### What the task requires
Check each line of the material below for "this", then copy the ones that contain it.

++++ Recorded data ++++

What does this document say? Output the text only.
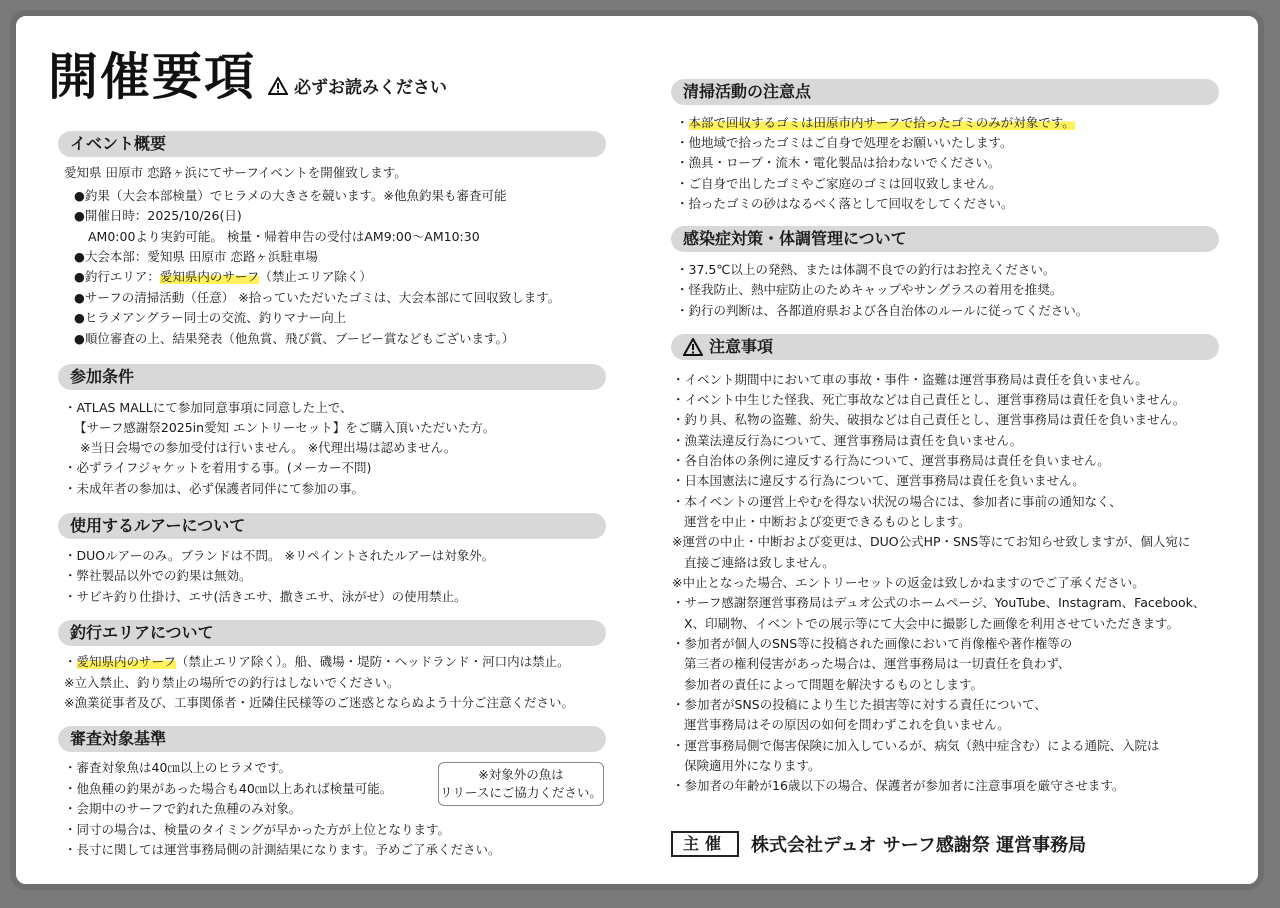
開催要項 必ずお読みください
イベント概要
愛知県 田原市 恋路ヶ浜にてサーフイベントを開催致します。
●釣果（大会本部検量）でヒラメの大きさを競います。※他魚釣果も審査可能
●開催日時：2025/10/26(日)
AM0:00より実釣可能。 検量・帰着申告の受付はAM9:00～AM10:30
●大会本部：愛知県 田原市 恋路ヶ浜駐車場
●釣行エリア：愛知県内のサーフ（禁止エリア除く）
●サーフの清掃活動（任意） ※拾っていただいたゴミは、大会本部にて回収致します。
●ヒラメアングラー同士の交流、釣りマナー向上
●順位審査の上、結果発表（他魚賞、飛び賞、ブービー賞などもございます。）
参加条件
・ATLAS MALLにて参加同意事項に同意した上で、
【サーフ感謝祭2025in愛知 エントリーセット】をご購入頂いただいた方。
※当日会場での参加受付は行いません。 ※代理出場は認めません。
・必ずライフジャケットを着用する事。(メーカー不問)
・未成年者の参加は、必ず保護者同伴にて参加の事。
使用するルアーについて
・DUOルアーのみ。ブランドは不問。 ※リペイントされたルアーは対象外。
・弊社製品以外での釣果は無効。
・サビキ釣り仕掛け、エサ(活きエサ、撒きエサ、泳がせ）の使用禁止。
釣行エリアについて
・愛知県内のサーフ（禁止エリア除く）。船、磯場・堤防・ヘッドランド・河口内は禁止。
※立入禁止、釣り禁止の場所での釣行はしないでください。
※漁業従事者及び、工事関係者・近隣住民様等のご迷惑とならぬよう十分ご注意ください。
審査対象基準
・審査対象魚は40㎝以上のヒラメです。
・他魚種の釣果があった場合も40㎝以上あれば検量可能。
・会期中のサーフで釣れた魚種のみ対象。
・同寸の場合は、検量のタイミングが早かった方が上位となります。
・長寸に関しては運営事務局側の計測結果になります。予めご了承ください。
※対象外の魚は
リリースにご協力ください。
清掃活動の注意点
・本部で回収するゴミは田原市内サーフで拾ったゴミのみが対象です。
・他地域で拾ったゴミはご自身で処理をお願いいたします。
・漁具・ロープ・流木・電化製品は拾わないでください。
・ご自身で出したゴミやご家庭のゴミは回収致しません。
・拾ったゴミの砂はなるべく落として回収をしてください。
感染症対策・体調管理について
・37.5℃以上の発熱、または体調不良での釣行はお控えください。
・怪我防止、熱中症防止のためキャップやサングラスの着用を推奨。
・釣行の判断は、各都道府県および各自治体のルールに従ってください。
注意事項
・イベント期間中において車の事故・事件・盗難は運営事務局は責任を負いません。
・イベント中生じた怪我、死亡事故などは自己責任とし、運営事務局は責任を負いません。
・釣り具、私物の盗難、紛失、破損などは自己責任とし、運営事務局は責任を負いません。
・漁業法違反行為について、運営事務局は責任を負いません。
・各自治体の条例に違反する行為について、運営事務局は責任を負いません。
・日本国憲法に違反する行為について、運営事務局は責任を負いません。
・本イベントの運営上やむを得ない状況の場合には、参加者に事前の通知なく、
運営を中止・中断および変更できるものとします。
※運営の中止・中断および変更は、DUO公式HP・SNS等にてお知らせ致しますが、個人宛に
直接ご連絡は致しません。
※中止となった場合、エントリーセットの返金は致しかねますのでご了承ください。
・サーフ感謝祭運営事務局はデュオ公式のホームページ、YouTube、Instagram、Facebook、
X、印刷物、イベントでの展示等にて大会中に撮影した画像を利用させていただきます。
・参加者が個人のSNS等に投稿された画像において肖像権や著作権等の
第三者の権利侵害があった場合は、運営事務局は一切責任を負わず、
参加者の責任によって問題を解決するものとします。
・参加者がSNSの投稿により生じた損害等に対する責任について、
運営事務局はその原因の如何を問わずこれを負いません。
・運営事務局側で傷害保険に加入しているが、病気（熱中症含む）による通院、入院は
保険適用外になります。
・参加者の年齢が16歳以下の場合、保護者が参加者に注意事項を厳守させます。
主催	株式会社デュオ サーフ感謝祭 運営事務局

++++
++++ Recorded data ++++

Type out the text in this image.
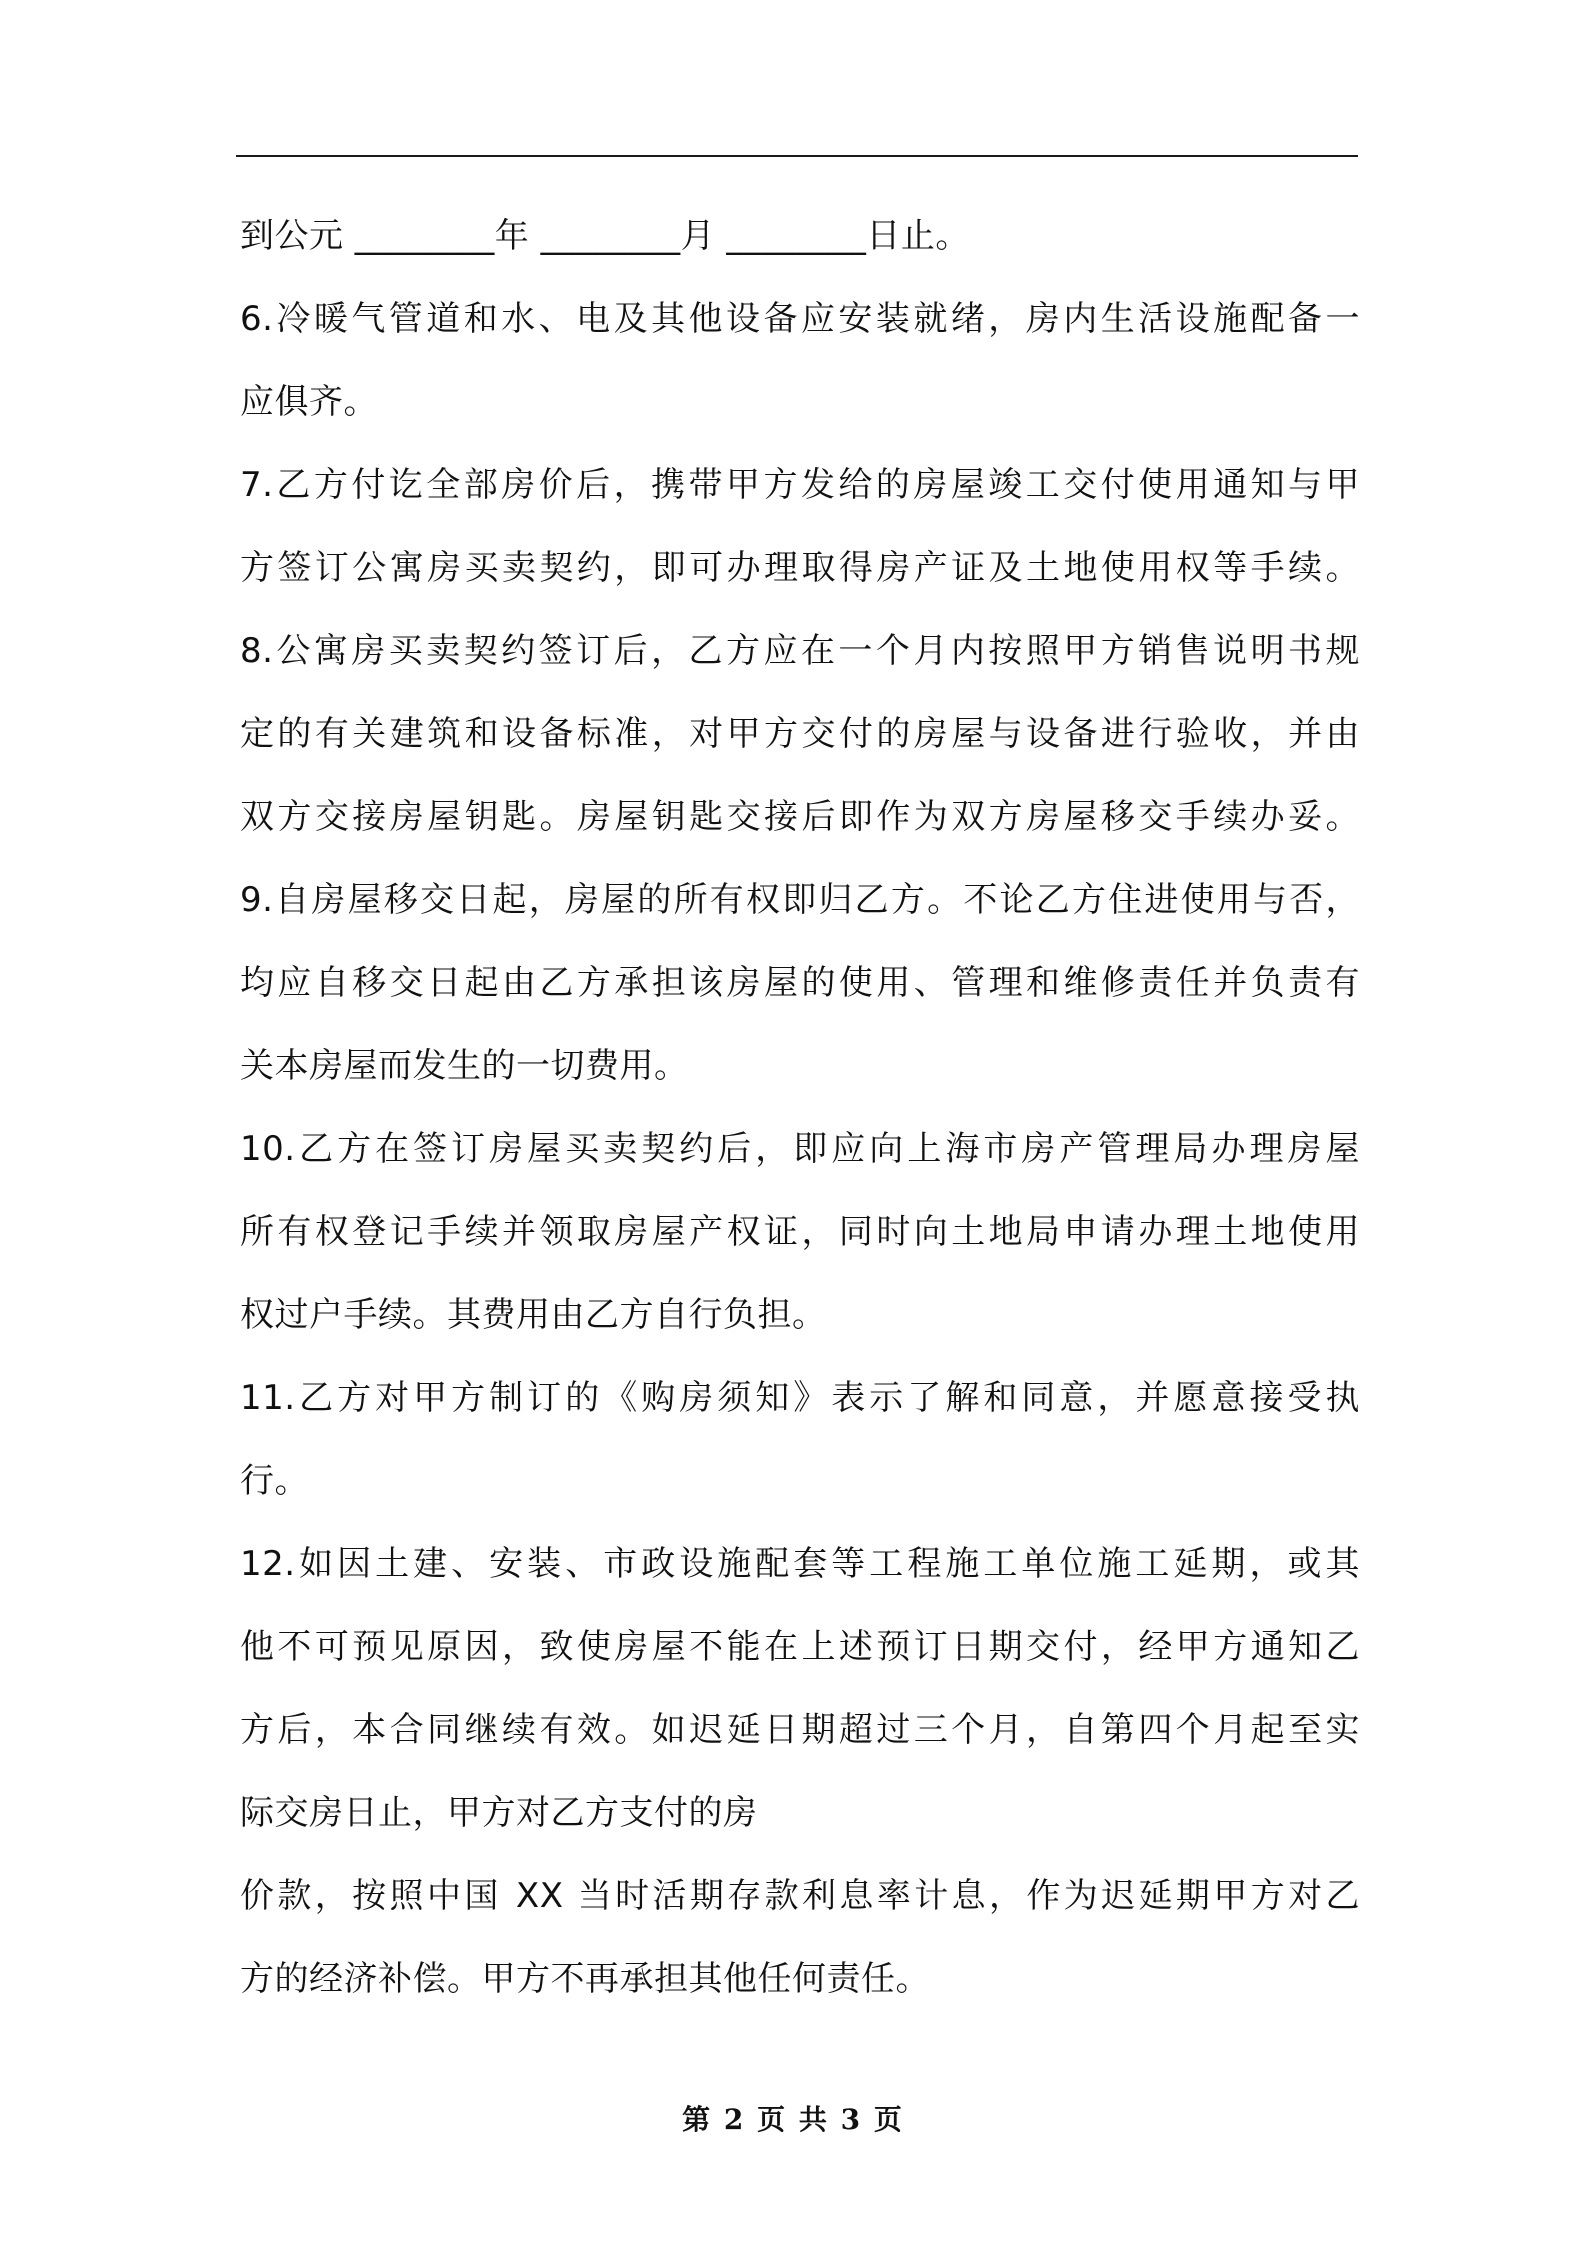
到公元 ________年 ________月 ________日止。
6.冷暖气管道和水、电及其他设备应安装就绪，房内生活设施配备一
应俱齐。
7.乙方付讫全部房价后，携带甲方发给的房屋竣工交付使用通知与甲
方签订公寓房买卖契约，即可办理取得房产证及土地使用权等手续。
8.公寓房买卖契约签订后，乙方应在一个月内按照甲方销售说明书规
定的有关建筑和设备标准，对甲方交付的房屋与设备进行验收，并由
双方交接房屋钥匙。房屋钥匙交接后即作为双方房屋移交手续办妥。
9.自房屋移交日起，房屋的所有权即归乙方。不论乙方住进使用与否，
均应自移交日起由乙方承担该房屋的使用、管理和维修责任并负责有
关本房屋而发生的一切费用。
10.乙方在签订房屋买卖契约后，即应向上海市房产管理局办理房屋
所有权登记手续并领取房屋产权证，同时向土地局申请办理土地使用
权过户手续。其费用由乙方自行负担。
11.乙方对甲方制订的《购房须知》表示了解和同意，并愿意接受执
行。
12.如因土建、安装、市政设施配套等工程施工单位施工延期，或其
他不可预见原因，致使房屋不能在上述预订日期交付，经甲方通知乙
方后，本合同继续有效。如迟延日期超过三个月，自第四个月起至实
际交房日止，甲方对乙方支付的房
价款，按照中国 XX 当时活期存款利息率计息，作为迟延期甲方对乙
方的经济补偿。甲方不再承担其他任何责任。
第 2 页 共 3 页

++++

### Task response
What does this document say? Output the text only.
Type out the text in this image.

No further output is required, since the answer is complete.